Set exercise: Restate the records below word for word, and omit the images they hold.

Extracted data entries
-----

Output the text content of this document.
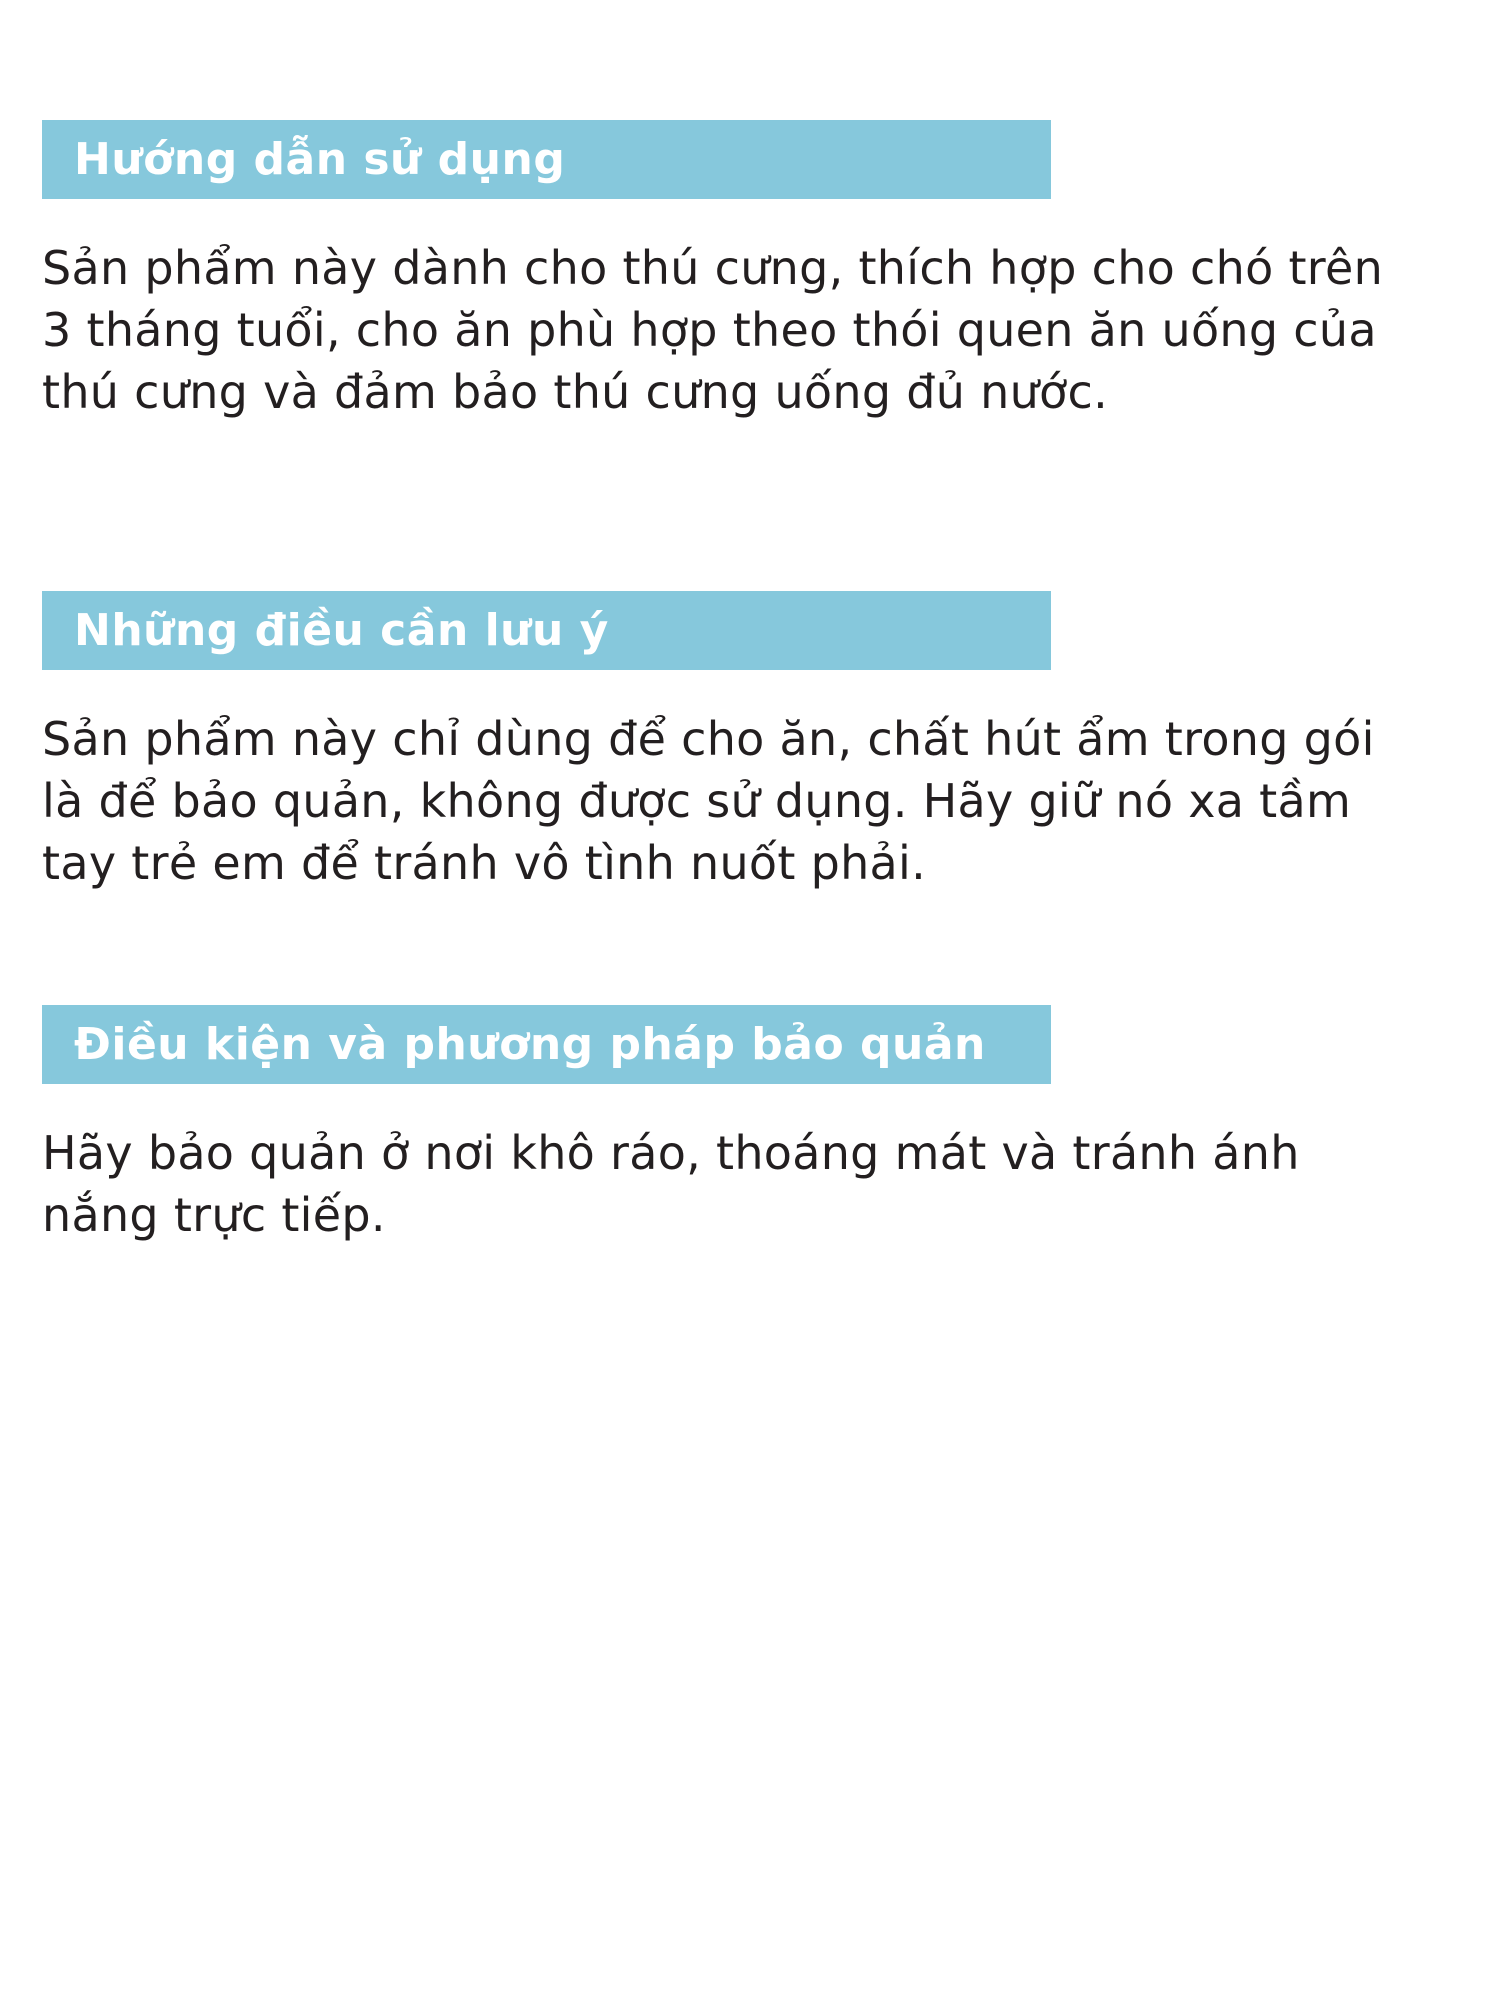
Hướng dẫn sử dụng
Sản phẩm này dành cho thú cưng, thích hợp cho chó trên 3 tháng tuổi, cho ăn phù hợp theo thói quen ăn uống của thú cưng và đảm bảo thú cưng uống đủ nước.
Những điều cần lưu ý
Sản phẩm này chỉ dùng để cho ăn, chất hút ẩm trong gói là để bảo quản, không được sử dụng. Hãy giữ nó xa tầm tay trẻ em để tránh vô tình nuốt phải.
Điều kiện và phương pháp bảo quản
Hãy bảo quản ở nơi khô ráo, thoáng mát và tránh ánh nắng trực tiếp.
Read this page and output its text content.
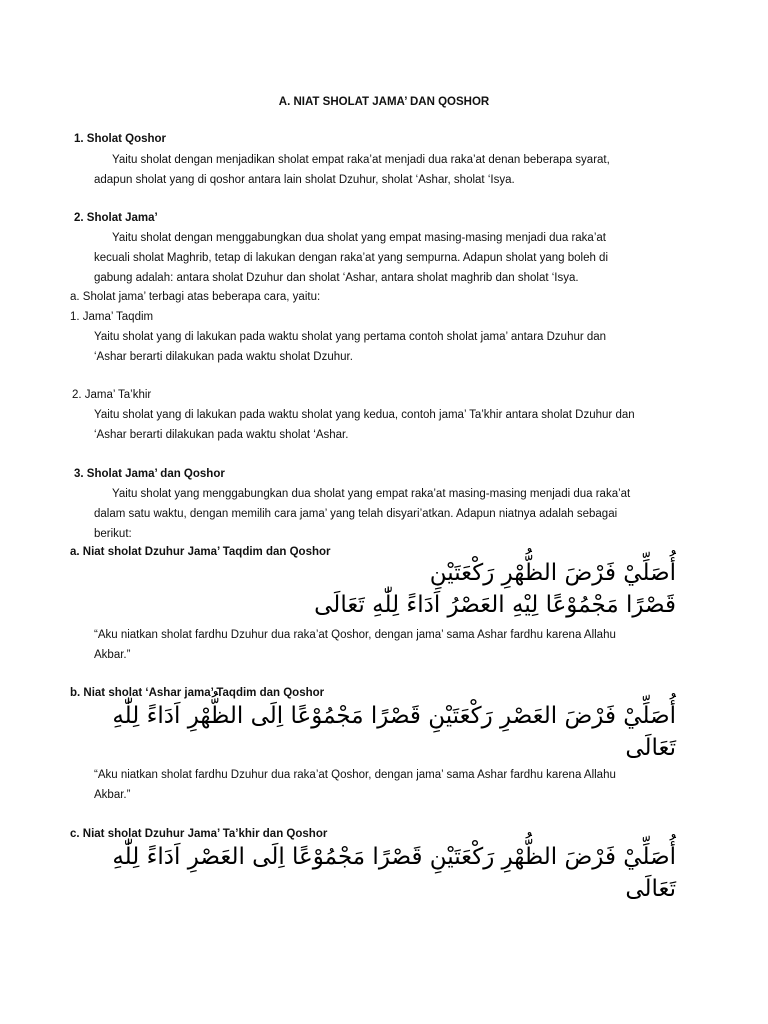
A. NIAT SHOLAT JAMA’ DAN QOSHOR
1. Sholat Qoshor
Yaitu sholat dengan menjadikan sholat empat raka’at menjadi dua raka’at denan beberapa syarat,
adapun sholat yang di qoshor antara lain sholat Dzuhur, sholat ‘Ashar, sholat ‘Isya.
2. Sholat Jama’
Yaitu sholat dengan menggabungkan dua sholat yang empat masing-masing menjadi dua raka’at
kecuali sholat Maghrib, tetap di lakukan dengan raka’at yang sempurna. Adapun sholat yang boleh di
gabung adalah: antara sholat Dzuhur dan sholat ‘Ashar, antara sholat maghrib dan sholat ‘Isya.
a. Sholat jama’ terbagi atas beberapa cara, yaitu:
1. Jama’ Taqdim
Yaitu sholat yang di lakukan pada waktu sholat yang pertama contoh sholat jama’ antara Dzuhur dan
‘Ashar berarti dilakukan pada waktu sholat Dzuhur.
2. Jama’ Ta’khir
Yaitu sholat yang di lakukan pada waktu sholat yang kedua, contoh jama’ Ta’khir antara sholat Dzuhur dan
‘Ashar berarti dilakukan pada waktu sholat ‘Ashar.
3. Sholat Jama’ dan Qoshor
Yaitu sholat yang menggabungkan dua sholat yang empat raka’at masing-masing menjadi dua raka’at
dalam satu waktu, dengan memilih cara jama’ yang telah disyari’atkan. Adapun niatnya adalah sebagai
berikut:
a. Niat sholat Dzuhur Jama’ Taqdim dan Qoshor
أُصَلِّيْ فَرْضَ الظُّهْرِ رَكْعَتَيْنِ
قَصْرًا مَجْمُوْعًا لِيْهِ العَصْرُ اَدَاءً لِلّٰهِ تَعَالَى
“Aku niatkan sholat fardhu Dzuhur dua raka’at Qoshor, dengan jama’ sama Ashar fardhu karena Allahu
Akbar.”
b. Niat sholat ‘Ashar jama’ Taqdim dan Qoshor
أُصَلِّيْ فَرْضَ العَصْرِ رَكْعَتَيْنِ قَصْرًا مَجْمُوْعًا اِلَى الظُّهْرِ اَدَاءً لِلّٰهِ
تَعَالَى
“Aku niatkan sholat fardhu Dzuhur dua raka’at Qoshor, dengan jama’ sama Ashar fardhu karena Allahu
Akbar.”
c. Niat sholat Dzuhur Jama’ Ta’khir dan Qoshor
أُصَلِّيْ فَرْضَ الظُّهْرِ رَكْعَتَيْنِ قَصْرًا مَجْمُوْعًا اِلَى العَصْرِ اَدَاءً لِلّٰهِ
تَعَالَى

-----

Response for this exercise:
Output the text content of this document.
Hướng dẫn sử dụng
Sản phẩm này dành cho thú cưng, thích hợp cho chó trên 3 tháng tuổi, cho ăn phù hợp theo thói quen ăn uống của thú cưng và đảm bảo thú cưng uống đủ nước.
Những điều cần lưu ý
Sản phẩm này chỉ dùng để cho ăn, chất hút ẩm trong gói là để bảo quản, không được sử dụng. Hãy giữ nó xa tầm tay trẻ em để tránh vô tình nuốt phải.
Điều kiện và phương pháp bảo quản
Hãy bảo quản ở nơi khô ráo, thoáng mát và tránh ánh nắng trực tiếp.
Read this page and output its text content.
A. NIAT SHOLAT JAMA’ DAN QOSHOR
1. Sholat Qoshor
Yaitu sholat dengan menjadikan sholat empat raka’at menjadi dua raka’at denan beberapa syarat,
adapun sholat yang di qoshor antara lain sholat Dzuhur, sholat ‘Ashar, sholat ‘Isya.
2. Sholat Jama’
Yaitu sholat dengan menggabungkan dua sholat yang empat masing-masing menjadi dua raka’at
kecuali sholat Maghrib, tetap di lakukan dengan raka’at yang sempurna. Adapun sholat yang boleh di
gabung adalah: antara sholat Dzuhur dan sholat ‘Ashar, antara sholat maghrib dan sholat ‘Isya.
a. Sholat jama’ terbagi atas beberapa cara, yaitu:
1. Jama’ Taqdim
Yaitu sholat yang di lakukan pada waktu sholat yang pertama contoh sholat jama’ antara Dzuhur dan
‘Ashar berarti dilakukan pada waktu sholat Dzuhur.
2. Jama’ Ta’khir
Yaitu sholat yang di lakukan pada waktu sholat yang kedua, contoh jama’ Ta’khir antara sholat Dzuhur dan
‘Ashar berarti dilakukan pada waktu sholat ‘Ashar.
3. Sholat Jama’ dan Qoshor
Yaitu sholat yang menggabungkan dua sholat yang empat raka’at masing-masing menjadi dua raka’at
dalam satu waktu, dengan memilih cara jama’ yang telah disyari’atkan. Adapun niatnya adalah sebagai
berikut:
a. Niat sholat Dzuhur Jama’ Taqdim dan Qoshor
أُصَلِّيْ فَرْضَ الظُّهْرِ رَكْعَتَيْنِ
قَصْرًا مَجْمُوْعًا لِيْهِ العَصْرُ اَدَاءً لِلّٰهِ تَعَالَى
“Aku niatkan sholat fardhu Dzuhur dua raka’at Qoshor, dengan jama’ sama Ashar fardhu karena Allahu
Akbar.”
b. Niat sholat ‘Ashar jama’ Taqdim dan Qoshor
أُصَلِّيْ فَرْضَ العَصْرِ رَكْعَتَيْنِ قَصْرًا مَجْمُوْعًا اِلَى الظُّهْرِ اَدَاءً لِلّٰهِ
تَعَالَى
“Aku niatkan sholat fardhu Dzuhur dua raka’at Qoshor, dengan jama’ sama Ashar fardhu karena Allahu
Akbar.”
c. Niat sholat Dzuhur Jama’ Ta’khir dan Qoshor
أُصَلِّيْ فَرْضَ الظُّهْرِ رَكْعَتَيْنِ قَصْرًا مَجْمُوْعًا اِلَى العَصْرِ اَدَاءً لِلّٰهِ
تَعَالَى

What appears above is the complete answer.